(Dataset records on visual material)
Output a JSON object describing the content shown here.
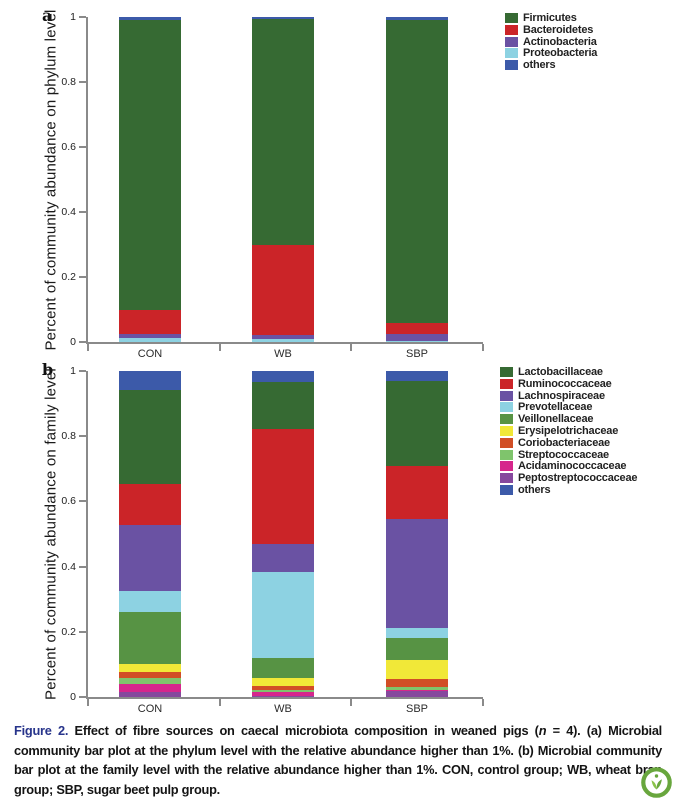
{
  "figure": {
    "panels": [
      {
        "label": "a",
        "y_axis_title": "Percent of community abundance on phylum level",
        "y_ticks": [
          "1",
          "0.8",
          "0.6",
          "0.4",
          "0.2",
          "0"
        ],
        "x_labels": [
          "CON",
          "WB",
          "SBP"
        ]
      },
      {
        "label": "b",
        "y_axis_title": "Percent of community abundance on family level",
        "y_ticks": [
          "1",
          "0.8",
          "0.6",
          "0.4",
          "0.2",
          "0"
        ],
        "x_labels": [
          "CON",
          "WB",
          "SBP"
        ]
      }
    ]
  },
  "chart_data": [
    {
      "type": "bar",
      "stacked": true,
      "title": "Microbial community bar plot at the phylum level",
      "categories": [
        "CON",
        "WB",
        "SBP"
      ],
      "ylabel": "Percent of community abundance on phylum level",
      "ylim": [
        0,
        1
      ],
      "grid": false,
      "legend_position": "top-right",
      "series": [
        {
          "name": "Firmicutes",
          "color": "#366a33",
          "values": [
            0.892,
            0.695,
            0.934
          ]
        },
        {
          "name": "Bacteroidetes",
          "color": "#cb2428",
          "values": [
            0.074,
            0.278,
            0.033
          ]
        },
        {
          "name": "Actinobacteria",
          "color": "#6a52a3",
          "values": [
            0.013,
            0.012,
            0.022
          ]
        },
        {
          "name": "Proteobacteria",
          "color": "#8dd2e2",
          "values": [
            0.011,
            0.01,
            0.003
          ]
        },
        {
          "name": "others",
          "color": "#3c5aa9",
          "values": [
            0.01,
            0.005,
            0.008
          ]
        }
      ],
      "stack_bottom_to_top": [
        "Proteobacteria",
        "Actinobacteria",
        "Bacteroidetes",
        "Firmicutes",
        "others"
      ]
    },
    {
      "type": "bar",
      "stacked": true,
      "title": "Microbial community bar plot at the family level",
      "categories": [
        "CON",
        "WB",
        "SBP"
      ],
      "ylabel": "Percent of community abundance on family level",
      "ylim": [
        0,
        1
      ],
      "grid": false,
      "legend_position": "top-right",
      "series": [
        {
          "name": "Lactobacillaceae",
          "color": "#366a33",
          "values": [
            0.287,
            0.145,
            0.262
          ]
        },
        {
          "name": "Ruminococcaceae",
          "color": "#cb2428",
          "values": [
            0.127,
            0.35,
            0.163
          ]
        },
        {
          "name": "Lachnospiraceae",
          "color": "#6a52a3",
          "values": [
            0.201,
            0.087,
            0.332
          ]
        },
        {
          "name": "Prevotellaceae",
          "color": "#8dd2e2",
          "values": [
            0.064,
            0.265,
            0.031
          ]
        },
        {
          "name": "Veillonellaceae",
          "color": "#579344",
          "values": [
            0.161,
            0.061,
            0.069
          ]
        },
        {
          "name": "Erysipelotrichaceae",
          "color": "#f1e838",
          "values": [
            0.024,
            0.024,
            0.058
          ]
        },
        {
          "name": "Coriobacteriaceae",
          "color": "#d14e26",
          "values": [
            0.019,
            0.013,
            0.025
          ]
        },
        {
          "name": "Streptococcaceae",
          "color": "#7fc46c",
          "values": [
            0.018,
            0.005,
            0.009
          ]
        },
        {
          "name": "Acidaminococcaceae",
          "color": "#d6268c",
          "values": [
            0.025,
            0.012,
            0.004
          ]
        },
        {
          "name": "Peptostreptococcaceae",
          "color": "#86489d",
          "values": [
            0.015,
            0.004,
            0.017
          ]
        },
        {
          "name": "others",
          "color": "#3c5aa9",
          "values": [
            0.059,
            0.034,
            0.03
          ]
        }
      ],
      "stack_bottom_to_top": [
        "Peptostreptococcaceae",
        "Acidaminococcaceae",
        "Streptococcaceae",
        "Coriobacteriaceae",
        "Erysipelotrichaceae",
        "Veillonellaceae",
        "Prevotellaceae",
        "Lachnospiraceae",
        "Ruminococcaceae",
        "Lactobacillaceae",
        "others"
      ]
    }
  ],
  "caption": {
    "label": "Figure 2.",
    "part1": " Effect of fibre sources on caecal microbiota composition in weaned pigs (",
    "n": "n",
    "part2": " = 4). (a) Microbial community bar plot at the phylum level with the relative abundance higher than 1%. (b) Microbial community bar plot at the family level with the relative abundance higher than 1%. CON, control group; WB, wheat bran group; SBP, sugar beet pulp group."
  },
  "colors": {
    "axis": "#8a8a8a",
    "figure_label_blue": "#27348b",
    "badge_green": "#68a63d"
  }
}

**Your objective**
Please show the lines in the entries above that hold the string "Acidaminococcaceae".

**Response to this task**
          "name": "Acidaminococcaceae",
        "Acidaminococcaceae",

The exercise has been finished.